*SHORT TASK*
Without the pictures, write out all the lines below exactly as they appear.
# RECORDED DATA start
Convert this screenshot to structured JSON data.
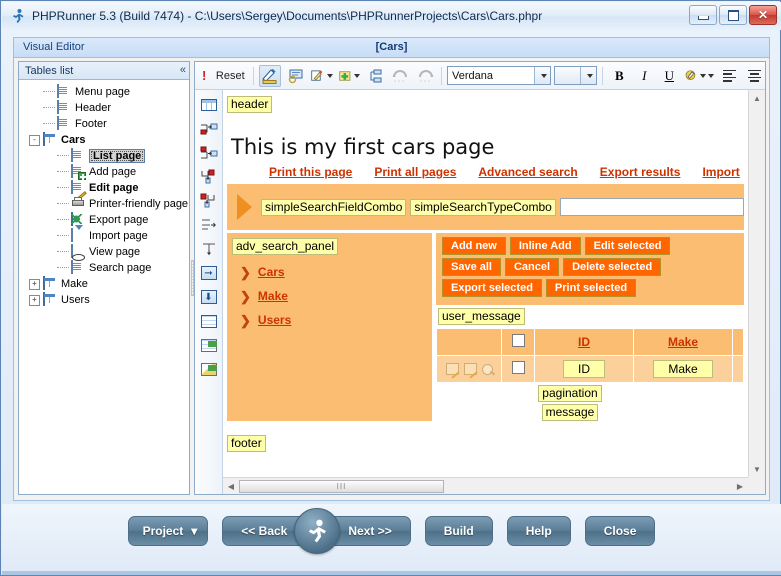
{
  "window": {
    "title": "PHPRunner 5.3 (Build 7474) - C:\\Users\\Sergey\\Documents\\PHPRunnerProjects\\Cars\\Cars.phpr",
    "app_icon": "runner-icon",
    "minimize_label": "–",
    "maximize_label": "▭",
    "close_label": "✕"
  },
  "tabstrip": {
    "left_label": "Visual Editor",
    "center_label": "[Cars]"
  },
  "tables_panel": {
    "header": "Tables list",
    "collapse_icon": "«",
    "tree": [
      {
        "label": "Menu page",
        "indent": 1,
        "icon": "page-icon",
        "expander": "",
        "bold": false,
        "selected": false
      },
      {
        "label": "Header",
        "indent": 1,
        "icon": "page-icon",
        "expander": "",
        "bold": false,
        "selected": false
      },
      {
        "label": "Footer",
        "indent": 1,
        "icon": "page-icon",
        "expander": "",
        "bold": false,
        "selected": false
      },
      {
        "label": "Cars",
        "indent": 0,
        "icon": "table-icon",
        "expander": "-",
        "bold": true,
        "selected": false
      },
      {
        "label": "List page",
        "indent": 2,
        "icon": "page-icon",
        "expander": "",
        "bold": true,
        "selected": true
      },
      {
        "label": "Add page",
        "indent": 2,
        "icon": "add-page-icon",
        "expander": "",
        "bold": false,
        "selected": false
      },
      {
        "label": "Edit page",
        "indent": 2,
        "icon": "edit-page-icon",
        "expander": "",
        "bold": true,
        "selected": false
      },
      {
        "label": "Printer-friendly page",
        "indent": 2,
        "icon": "printer-icon",
        "expander": "",
        "bold": false,
        "selected": false
      },
      {
        "label": "Export page",
        "indent": 2,
        "icon": "export-icon",
        "expander": "",
        "bold": false,
        "selected": false
      },
      {
        "label": "Import page",
        "indent": 2,
        "icon": "import-icon",
        "expander": "",
        "bold": false,
        "selected": false
      },
      {
        "label": "View page",
        "indent": 2,
        "icon": "view-icon",
        "expander": "",
        "bold": false,
        "selected": false
      },
      {
        "label": "Search page",
        "indent": 2,
        "icon": "page-icon",
        "expander": "",
        "bold": false,
        "selected": false
      },
      {
        "label": "Make",
        "indent": 0,
        "icon": "table-icon",
        "expander": "+",
        "bold": false,
        "selected": false
      },
      {
        "label": "Users",
        "indent": 0,
        "icon": "table-icon",
        "expander": "+",
        "bold": false,
        "selected": false
      }
    ]
  },
  "toolbar": {
    "alert_icon": "exclamation-icon",
    "reset_label": "Reset",
    "items": [
      {
        "name": "design-mode-icon",
        "pressed": true
      },
      {
        "name": "properties-icon",
        "pressed": false
      },
      {
        "name": "edit-icon",
        "pressed": false,
        "dropdown": true
      },
      {
        "name": "insert-icon",
        "pressed": false,
        "dropdown": true
      },
      {
        "name": "structure-icon",
        "pressed": false
      },
      {
        "name": "undo-icon",
        "pressed": false
      },
      {
        "name": "redo-icon",
        "pressed": false
      }
    ],
    "font_value": "Verdana",
    "font_size_value": "",
    "bold_label": "B",
    "italic_label": "I",
    "underline_label": "U",
    "color_icon": "text-color-icon",
    "align_left_icon": "align-left-icon",
    "align_center_icon": "align-center-icon"
  },
  "vtoolbar": {
    "items": [
      "insert-table-icon",
      "insert-column-right-icon",
      "insert-column-left-icon",
      "insert-row-below-icon",
      "insert-row-above-icon",
      "merge-cells-icon",
      "split-cells-icon",
      "move-right-icon",
      "move-down-icon",
      "grid-properties-icon",
      "table-image-icon",
      "insert-image-icon"
    ]
  },
  "canvas": {
    "header_tag": "header",
    "page_title": "This is my first cars page",
    "nav_links": [
      "Print this page",
      "Print all pages",
      "Advanced search",
      "Export results",
      "Import"
    ],
    "search": {
      "field_combo": "simpleSearchFieldCombo",
      "type_combo": "simpleSearchTypeCombo",
      "input_value": "",
      "input_placeholder": ""
    },
    "adv_panel": {
      "tag": "adv_search_panel",
      "links": [
        "Cars",
        "Make",
        "Users"
      ]
    },
    "buttons": [
      [
        "Add new",
        "Inline Add",
        "Edit selected"
      ],
      [
        "Save all",
        "Cancel",
        "Delete selected"
      ],
      [
        "Export selected",
        "Print selected"
      ]
    ],
    "user_message_tag": "user_message",
    "grid": {
      "headers": [
        "",
        "",
        "ID",
        "Make",
        ""
      ],
      "row_icons": [
        "edit-row-icon",
        "inline-edit-row-icon",
        "view-row-icon"
      ],
      "cells": [
        "ID",
        "Make"
      ]
    },
    "pagination_tag": "pagination",
    "message_tag": "message",
    "footer_tag": "footer"
  },
  "scrollbars": {
    "up_arrow": "▲",
    "down_arrow": "▼",
    "left_arrow": "◀",
    "right_arrow": "▶",
    "thumb_grip": "III"
  },
  "bottom_buttons": {
    "project": "Project",
    "project_caret": "▾",
    "back": "<< Back",
    "next": "Next >>",
    "build": "Build",
    "help": "Help",
    "close": "Close",
    "runner_icon": "runner-icon"
  },
  "colors": {
    "panel_orange": "#fbbd72",
    "button_orange": "#ff6600",
    "link_red": "#cc3300",
    "tag_yellow": "#ffffaa",
    "cell_orange": "#fcd09b",
    "steel_blue": "#5b7e97",
    "close_red": "#d9534a"
  }
}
# RECORDED DATA end
*COMPLETE OUTPUT*
Convert this screenshot to structured JSON data.
{
  "window": {
    "title": "PHPRunner 5.3 (Build 7474) - C:\\Users\\Sergey\\Documents\\PHPRunnerProjects\\Cars\\Cars.phpr",
    "app_icon": "runner-icon",
    "minimize_label": "–",
    "maximize_label": "▭",
    "close_label": "✕"
  },
  "tabstrip": {
    "left_label": "Visual Editor",
    "center_label": "[Cars]"
  },
  "tables_panel": {
    "header": "Tables list",
    "collapse_icon": "«",
    "tree": [
      {
        "label": "Menu page",
        "indent": 1,
        "icon": "page-icon",
        "expander": "",
        "bold": false,
        "selected": false
      },
      {
        "label": "Header",
        "indent": 1,
        "icon": "page-icon",
        "expander": "",
        "bold": false,
        "selected": false
      },
      {
        "label": "Footer",
        "indent": 1,
        "icon": "page-icon",
        "expander": "",
        "bold": false,
        "selected": false
      },
      {
        "label": "Cars",
        "indent": 0,
        "icon": "table-icon",
        "expander": "-",
        "bold": true,
        "selected": false
      },
      {
        "label": "List page",
        "indent": 2,
        "icon": "page-icon",
        "expander": "",
        "bold": true,
        "selected": true
      },
      {
        "label": "Add page",
        "indent": 2,
        "icon": "add-page-icon",
        "expander": "",
        "bold": false,
        "selected": false
      },
      {
        "label": "Edit page",
        "indent": 2,
        "icon": "edit-page-icon",
        "expander": "",
        "bold": true,
        "selected": false
      },
      {
        "label": "Printer-friendly page",
        "indent": 2,
        "icon": "printer-icon",
        "expander": "",
        "bold": false,
        "selected": false
      },
      {
        "label": "Export page",
        "indent": 2,
        "icon": "export-icon",
        "expander": "",
        "bold": false,
        "selected": false
      },
      {
        "label": "Import page",
        "indent": 2,
        "icon": "import-icon",
        "expander": "",
        "bold": false,
        "selected": false
      },
      {
        "label": "View page",
        "indent": 2,
        "icon": "view-icon",
        "expander": "",
        "bold": false,
        "selected": false
      },
      {
        "label": "Search page",
        "indent": 2,
        "icon": "page-icon",
        "expander": "",
        "bold": false,
        "selected": false
      },
      {
        "label": "Make",
        "indent": 0,
        "icon": "table-icon",
        "expander": "+",
        "bold": false,
        "selected": false
      },
      {
        "label": "Users",
        "indent": 0,
        "icon": "table-icon",
        "expander": "+",
        "bold": false,
        "selected": false
      }
    ]
  },
  "toolbar": {
    "alert_icon": "exclamation-icon",
    "reset_label": "Reset",
    "items": [
      {
        "name": "design-mode-icon",
        "pressed": true
      },
      {
        "name": "properties-icon",
        "pressed": false
      },
      {
        "name": "edit-icon",
        "pressed": false,
        "dropdown": true
      },
      {
        "name": "insert-icon",
        "pressed": false,
        "dropdown": true
      },
      {
        "name": "structure-icon",
        "pressed": false
      },
      {
        "name": "undo-icon",
        "pressed": false
      },
      {
        "name": "redo-icon",
        "pressed": false
      }
    ],
    "font_value": "Verdana",
    "font_size_value": "",
    "bold_label": "B",
    "italic_label": "I",
    "underline_label": "U",
    "color_icon": "text-color-icon",
    "align_left_icon": "align-left-icon",
    "align_center_icon": "align-center-icon"
  },
  "vtoolbar": {
    "items": [
      "insert-table-icon",
      "insert-column-right-icon",
      "insert-column-left-icon",
      "insert-row-below-icon",
      "insert-row-above-icon",
      "merge-cells-icon",
      "split-cells-icon",
      "move-right-icon",
      "move-down-icon",
      "grid-properties-icon",
      "table-image-icon",
      "insert-image-icon"
    ]
  },
  "canvas": {
    "header_tag": "header",
    "page_title": "This is my first cars page",
    "nav_links": [
      "Print this page",
      "Print all pages",
      "Advanced search",
      "Export results",
      "Import"
    ],
    "search": {
      "field_combo": "simpleSearchFieldCombo",
      "type_combo": "simpleSearchTypeCombo",
      "input_value": "",
      "input_placeholder": ""
    },
    "adv_panel": {
      "tag": "adv_search_panel",
      "links": [
        "Cars",
        "Make",
        "Users"
      ]
    },
    "buttons": [
      [
        "Add new",
        "Inline Add",
        "Edit selected"
      ],
      [
        "Save all",
        "Cancel",
        "Delete selected"
      ],
      [
        "Export selected",
        "Print selected"
      ]
    ],
    "user_message_tag": "user_message",
    "grid": {
      "headers": [
        "",
        "",
        "ID",
        "Make",
        ""
      ],
      "row_icons": [
        "edit-row-icon",
        "inline-edit-row-icon",
        "view-row-icon"
      ],
      "cells": [
        "ID",
        "Make"
      ]
    },
    "pagination_tag": "pagination",
    "message_tag": "message",
    "footer_tag": "footer"
  },
  "scrollbars": {
    "up_arrow": "▲",
    "down_arrow": "▼",
    "left_arrow": "◀",
    "right_arrow": "▶",
    "thumb_grip": "III"
  },
  "bottom_buttons": {
    "project": "Project",
    "project_caret": "▾",
    "back": "<< Back",
    "next": "Next >>",
    "build": "Build",
    "help": "Help",
    "close": "Close",
    "runner_icon": "runner-icon"
  },
  "colors": {
    "panel_orange": "#fbbd72",
    "button_orange": "#ff6600",
    "link_red": "#cc3300",
    "tag_yellow": "#ffffaa",
    "cell_orange": "#fcd09b",
    "steel_blue": "#5b7e97",
    "close_red": "#d9534a"
  }
}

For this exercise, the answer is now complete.